[Provided material start]

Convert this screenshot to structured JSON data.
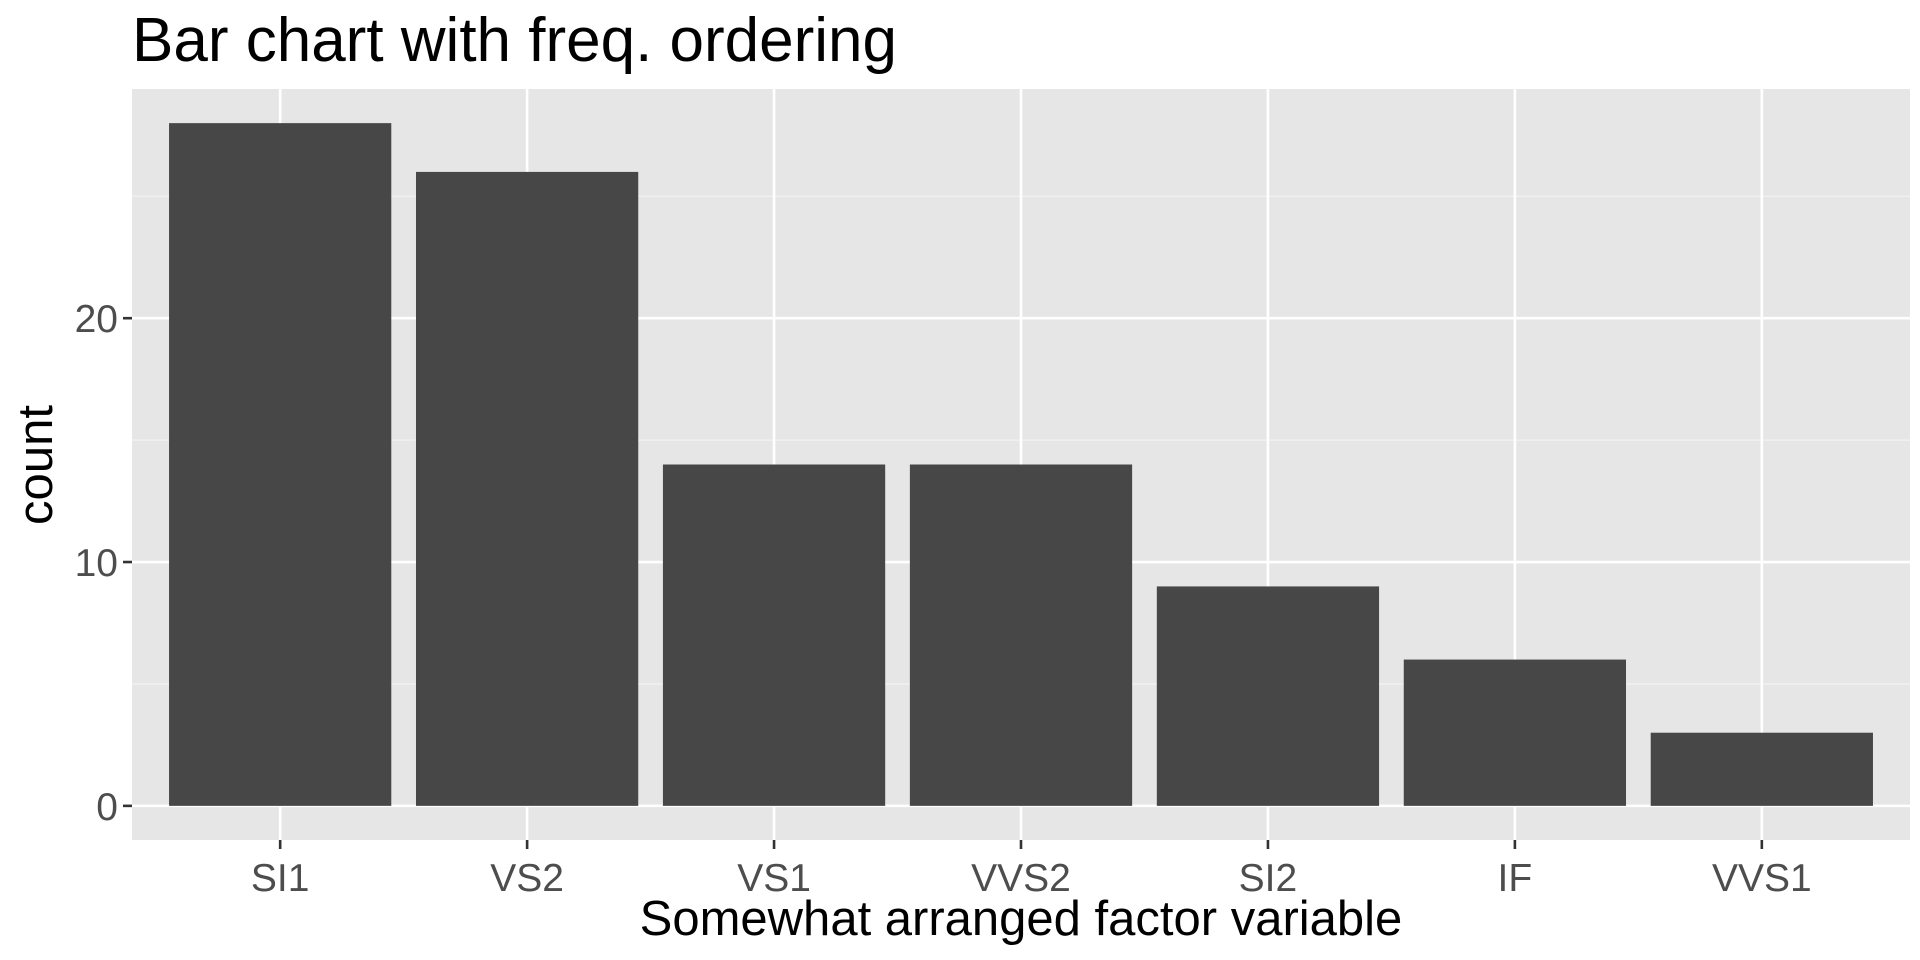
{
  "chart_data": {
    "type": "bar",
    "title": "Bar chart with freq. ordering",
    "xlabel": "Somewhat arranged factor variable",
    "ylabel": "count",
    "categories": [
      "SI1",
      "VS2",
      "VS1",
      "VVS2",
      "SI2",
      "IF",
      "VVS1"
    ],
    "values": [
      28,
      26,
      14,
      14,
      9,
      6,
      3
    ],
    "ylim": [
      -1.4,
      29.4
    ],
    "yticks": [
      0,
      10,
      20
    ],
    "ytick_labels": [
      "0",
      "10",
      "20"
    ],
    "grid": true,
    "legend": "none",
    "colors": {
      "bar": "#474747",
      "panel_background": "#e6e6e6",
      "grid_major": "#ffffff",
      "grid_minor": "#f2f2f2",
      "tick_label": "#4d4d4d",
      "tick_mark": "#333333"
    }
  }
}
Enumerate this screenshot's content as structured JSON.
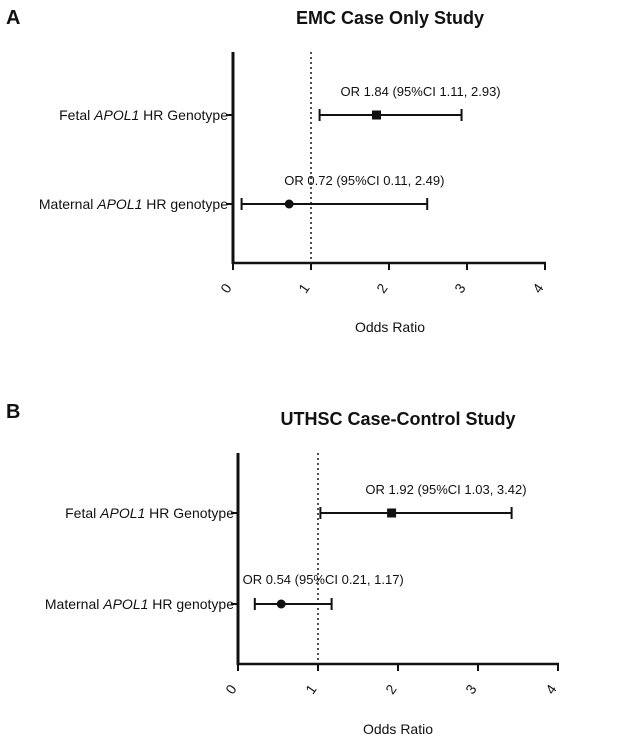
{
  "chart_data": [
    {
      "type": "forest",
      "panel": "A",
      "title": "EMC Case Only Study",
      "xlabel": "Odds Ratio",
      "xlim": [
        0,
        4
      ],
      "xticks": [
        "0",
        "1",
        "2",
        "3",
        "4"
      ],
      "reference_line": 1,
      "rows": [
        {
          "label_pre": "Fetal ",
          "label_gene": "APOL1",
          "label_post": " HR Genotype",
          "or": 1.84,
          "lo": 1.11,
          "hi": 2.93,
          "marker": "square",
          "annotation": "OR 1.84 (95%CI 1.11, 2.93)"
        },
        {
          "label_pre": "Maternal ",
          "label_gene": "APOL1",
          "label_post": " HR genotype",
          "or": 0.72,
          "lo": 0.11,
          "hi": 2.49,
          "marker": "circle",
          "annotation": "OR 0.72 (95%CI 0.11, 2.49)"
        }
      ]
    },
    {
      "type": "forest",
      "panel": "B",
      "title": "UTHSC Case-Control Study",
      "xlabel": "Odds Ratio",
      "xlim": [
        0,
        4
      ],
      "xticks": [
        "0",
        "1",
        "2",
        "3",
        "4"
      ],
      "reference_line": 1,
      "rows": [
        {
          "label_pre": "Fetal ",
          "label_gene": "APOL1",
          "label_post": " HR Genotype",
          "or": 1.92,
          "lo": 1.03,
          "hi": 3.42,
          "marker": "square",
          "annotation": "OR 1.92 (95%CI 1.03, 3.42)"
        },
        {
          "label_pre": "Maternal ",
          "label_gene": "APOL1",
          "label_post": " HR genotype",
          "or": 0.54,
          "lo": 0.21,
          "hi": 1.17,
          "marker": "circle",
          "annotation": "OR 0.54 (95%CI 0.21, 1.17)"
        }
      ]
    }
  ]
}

[Provided material end]

The exercise: Repeat the entries exactly and keep the pictures out of the copy.

Answer to this task:
Convert this screenshot to structured JSON data.
{
  "chart_data": {
    "type": "bar",
    "title": "Bar chart with freq. ordering",
    "xlabel": "Somewhat arranged factor variable",
    "ylabel": "count",
    "categories": [
      "SI1",
      "VS2",
      "VS1",
      "VVS2",
      "SI2",
      "IF",
      "VVS1"
    ],
    "values": [
      28,
      26,
      14,
      14,
      9,
      6,
      3
    ],
    "ylim": [
      -1.4,
      29.4
    ],
    "yticks": [
      0,
      10,
      20
    ],
    "ytick_labels": [
      "0",
      "10",
      "20"
    ],
    "grid": true,
    "legend": "none",
    "colors": {
      "bar": "#474747",
      "panel_background": "#e6e6e6",
      "grid_major": "#ffffff",
      "grid_minor": "#f2f2f2",
      "tick_label": "#4d4d4d",
      "tick_mark": "#333333"
    }
  }
}
Enumerate this screenshot's content as structured JSON.
{
  "chart_data": [
    {
      "type": "forest",
      "panel": "A",
      "title": "EMC Case Only Study",
      "xlabel": "Odds Ratio",
      "xlim": [
        0,
        4
      ],
      "xticks": [
        "0",
        "1",
        "2",
        "3",
        "4"
      ],
      "reference_line": 1,
      "rows": [
        {
          "label_pre": "Fetal ",
          "label_gene": "APOL1",
          "label_post": " HR Genotype",
          "or": 1.84,
          "lo": 1.11,
          "hi": 2.93,
          "marker": "square",
          "annotation": "OR 1.84 (95%CI 1.11, 2.93)"
        },
        {
          "label_pre": "Maternal ",
          "label_gene": "APOL1",
          "label_post": " HR genotype",
          "or": 0.72,
          "lo": 0.11,
          "hi": 2.49,
          "marker": "circle",
          "annotation": "OR 0.72 (95%CI 0.11, 2.49)"
        }
      ]
    },
    {
      "type": "forest",
      "panel": "B",
      "title": "UTHSC Case-Control Study",
      "xlabel": "Odds Ratio",
      "xlim": [
        0,
        4
      ],
      "xticks": [
        "0",
        "1",
        "2",
        "3",
        "4"
      ],
      "reference_line": 1,
      "rows": [
        {
          "label_pre": "Fetal ",
          "label_gene": "APOL1",
          "label_post": " HR Genotype",
          "or": 1.92,
          "lo": 1.03,
          "hi": 3.42,
          "marker": "square",
          "annotation": "OR 1.92 (95%CI 1.03, 3.42)"
        },
        {
          "label_pre": "Maternal ",
          "label_gene": "APOL1",
          "label_post": " HR genotype",
          "or": 0.54,
          "lo": 0.21,
          "hi": 1.17,
          "marker": "circle",
          "annotation": "OR 0.54 (95%CI 0.21, 1.17)"
        }
      ]
    }
  ]
}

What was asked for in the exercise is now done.